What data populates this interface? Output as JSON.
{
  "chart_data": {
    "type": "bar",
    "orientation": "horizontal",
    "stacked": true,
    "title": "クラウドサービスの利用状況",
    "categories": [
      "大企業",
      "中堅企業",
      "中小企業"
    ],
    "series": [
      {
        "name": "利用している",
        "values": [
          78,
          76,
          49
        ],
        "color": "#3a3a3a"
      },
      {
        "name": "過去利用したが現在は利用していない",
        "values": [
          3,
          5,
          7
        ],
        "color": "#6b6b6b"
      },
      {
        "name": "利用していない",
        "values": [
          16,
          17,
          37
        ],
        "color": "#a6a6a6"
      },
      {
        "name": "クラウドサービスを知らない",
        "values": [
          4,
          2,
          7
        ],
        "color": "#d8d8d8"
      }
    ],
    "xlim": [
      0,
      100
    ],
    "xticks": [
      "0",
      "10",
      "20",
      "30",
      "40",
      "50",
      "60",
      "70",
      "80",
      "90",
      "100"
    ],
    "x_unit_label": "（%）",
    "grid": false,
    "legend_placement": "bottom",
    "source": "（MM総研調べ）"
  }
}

- WRITTEN EXERCISE -
Return the lines above exactly, keeping every word.

- EXERCISE OUTPUT -
What data populates this interface? Output as JSON.
{
  "chart_data": {
    "type": "bar",
    "orientation": "horizontal",
    "stacked": true,
    "title": "クラウドサービスの利用状況",
    "categories": [
      "大企業",
      "中堅企業",
      "中小企業"
    ],
    "series": [
      {
        "name": "利用している",
        "values": [
          78,
          76,
          49
        ],
        "color": "#3a3a3a"
      },
      {
        "name": "過去利用したが現在は利用していない",
        "values": [
          3,
          5,
          7
        ],
        "color": "#6b6b6b"
      },
      {
        "name": "利用していない",
        "values": [
          16,
          17,
          37
        ],
        "color": "#a6a6a6"
      },
      {
        "name": "クラウドサービスを知らない",
        "values": [
          4,
          2,
          7
        ],
        "color": "#d8d8d8"
      }
    ],
    "xlim": [
      0,
      100
    ],
    "xticks": [
      "0",
      "10",
      "20",
      "30",
      "40",
      "50",
      "60",
      "70",
      "80",
      "90",
      "100"
    ],
    "x_unit_label": "（%）",
    "grid": false,
    "legend_placement": "bottom",
    "source": "（MM総研調べ）"
  }
}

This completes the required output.